What needs to be done: Gather up all lines that carry the word "color".

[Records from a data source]
——————

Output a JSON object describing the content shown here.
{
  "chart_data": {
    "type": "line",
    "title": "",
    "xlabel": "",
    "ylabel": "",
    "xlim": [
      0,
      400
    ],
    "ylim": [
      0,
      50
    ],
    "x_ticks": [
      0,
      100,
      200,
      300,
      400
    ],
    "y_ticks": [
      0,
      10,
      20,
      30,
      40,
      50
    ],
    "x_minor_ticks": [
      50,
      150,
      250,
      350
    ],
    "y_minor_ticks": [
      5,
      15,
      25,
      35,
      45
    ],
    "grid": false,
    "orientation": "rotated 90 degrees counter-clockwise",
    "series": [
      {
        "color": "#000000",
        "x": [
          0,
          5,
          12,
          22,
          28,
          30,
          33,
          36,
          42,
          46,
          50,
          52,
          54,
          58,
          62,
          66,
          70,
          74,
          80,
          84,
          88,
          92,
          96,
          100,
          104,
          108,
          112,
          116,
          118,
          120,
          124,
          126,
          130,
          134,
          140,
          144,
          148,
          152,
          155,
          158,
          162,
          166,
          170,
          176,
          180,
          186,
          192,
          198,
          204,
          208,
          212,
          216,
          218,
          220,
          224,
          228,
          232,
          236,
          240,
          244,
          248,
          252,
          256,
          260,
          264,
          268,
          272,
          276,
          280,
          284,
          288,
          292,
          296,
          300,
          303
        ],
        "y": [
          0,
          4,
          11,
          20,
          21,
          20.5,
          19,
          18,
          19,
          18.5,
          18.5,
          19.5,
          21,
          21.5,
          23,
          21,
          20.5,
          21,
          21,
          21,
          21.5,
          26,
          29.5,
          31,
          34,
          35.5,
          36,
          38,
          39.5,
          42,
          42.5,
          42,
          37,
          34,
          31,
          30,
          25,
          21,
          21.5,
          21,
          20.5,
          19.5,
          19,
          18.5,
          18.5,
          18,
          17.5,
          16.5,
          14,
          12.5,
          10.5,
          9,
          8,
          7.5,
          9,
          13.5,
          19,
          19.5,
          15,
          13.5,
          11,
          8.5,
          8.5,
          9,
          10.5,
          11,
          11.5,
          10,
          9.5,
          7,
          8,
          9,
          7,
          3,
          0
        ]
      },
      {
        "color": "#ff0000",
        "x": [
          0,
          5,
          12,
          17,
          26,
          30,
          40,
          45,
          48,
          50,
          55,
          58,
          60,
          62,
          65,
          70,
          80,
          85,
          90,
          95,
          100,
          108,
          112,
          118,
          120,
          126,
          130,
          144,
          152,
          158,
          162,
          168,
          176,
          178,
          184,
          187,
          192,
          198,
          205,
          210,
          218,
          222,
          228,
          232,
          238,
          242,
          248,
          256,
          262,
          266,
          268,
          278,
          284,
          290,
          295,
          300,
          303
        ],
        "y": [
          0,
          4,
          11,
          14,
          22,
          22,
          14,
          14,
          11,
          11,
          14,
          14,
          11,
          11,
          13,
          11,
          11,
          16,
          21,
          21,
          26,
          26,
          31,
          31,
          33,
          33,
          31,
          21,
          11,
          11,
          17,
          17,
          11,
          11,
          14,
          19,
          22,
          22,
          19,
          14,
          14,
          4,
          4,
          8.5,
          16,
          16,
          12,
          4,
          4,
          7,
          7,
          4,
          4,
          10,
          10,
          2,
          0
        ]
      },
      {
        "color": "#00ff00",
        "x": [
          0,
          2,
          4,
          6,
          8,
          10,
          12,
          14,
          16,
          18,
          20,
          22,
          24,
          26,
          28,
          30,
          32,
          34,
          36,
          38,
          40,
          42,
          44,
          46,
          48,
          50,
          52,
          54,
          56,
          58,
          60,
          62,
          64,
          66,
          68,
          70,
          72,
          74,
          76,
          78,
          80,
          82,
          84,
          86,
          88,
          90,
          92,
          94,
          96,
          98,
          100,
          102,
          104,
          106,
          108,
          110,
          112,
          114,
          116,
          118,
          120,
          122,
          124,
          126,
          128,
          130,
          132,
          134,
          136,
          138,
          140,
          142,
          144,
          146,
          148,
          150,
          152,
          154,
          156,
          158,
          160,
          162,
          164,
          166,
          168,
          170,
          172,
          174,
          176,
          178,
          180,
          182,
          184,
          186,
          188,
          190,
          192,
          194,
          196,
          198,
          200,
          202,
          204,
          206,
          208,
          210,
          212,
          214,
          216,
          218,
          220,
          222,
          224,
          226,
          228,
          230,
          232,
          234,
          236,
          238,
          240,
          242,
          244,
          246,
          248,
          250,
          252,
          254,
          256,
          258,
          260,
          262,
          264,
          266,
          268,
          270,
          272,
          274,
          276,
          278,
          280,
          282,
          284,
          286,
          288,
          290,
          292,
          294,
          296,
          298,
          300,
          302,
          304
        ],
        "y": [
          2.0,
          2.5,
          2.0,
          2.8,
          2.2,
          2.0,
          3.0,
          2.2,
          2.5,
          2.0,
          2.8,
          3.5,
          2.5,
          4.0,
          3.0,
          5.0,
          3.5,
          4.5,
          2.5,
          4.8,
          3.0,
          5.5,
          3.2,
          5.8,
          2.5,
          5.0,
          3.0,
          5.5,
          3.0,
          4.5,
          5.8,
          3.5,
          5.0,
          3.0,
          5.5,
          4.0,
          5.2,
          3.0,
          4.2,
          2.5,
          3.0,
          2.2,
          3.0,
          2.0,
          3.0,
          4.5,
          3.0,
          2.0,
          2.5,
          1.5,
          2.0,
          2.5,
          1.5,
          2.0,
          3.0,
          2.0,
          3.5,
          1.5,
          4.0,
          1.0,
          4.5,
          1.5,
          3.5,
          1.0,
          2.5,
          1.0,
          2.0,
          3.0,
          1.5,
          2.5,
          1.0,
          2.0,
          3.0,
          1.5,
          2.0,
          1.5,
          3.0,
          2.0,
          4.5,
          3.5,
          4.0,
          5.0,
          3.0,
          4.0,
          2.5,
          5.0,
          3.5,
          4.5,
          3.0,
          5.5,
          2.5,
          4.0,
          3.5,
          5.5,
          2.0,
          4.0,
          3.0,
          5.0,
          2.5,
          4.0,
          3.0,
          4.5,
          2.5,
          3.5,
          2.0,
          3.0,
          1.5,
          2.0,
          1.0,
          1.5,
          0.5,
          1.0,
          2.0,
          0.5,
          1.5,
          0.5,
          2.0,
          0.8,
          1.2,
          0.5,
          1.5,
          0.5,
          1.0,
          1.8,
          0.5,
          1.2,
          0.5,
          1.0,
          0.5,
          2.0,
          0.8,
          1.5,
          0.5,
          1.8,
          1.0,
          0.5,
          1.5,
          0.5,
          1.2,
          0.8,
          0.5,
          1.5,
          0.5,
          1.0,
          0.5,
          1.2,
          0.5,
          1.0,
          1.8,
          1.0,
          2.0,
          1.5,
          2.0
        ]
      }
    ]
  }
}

——————

Exercise solution:
        "color": "#000000",
        "color": "#ff0000",
        "color": "#00ff00",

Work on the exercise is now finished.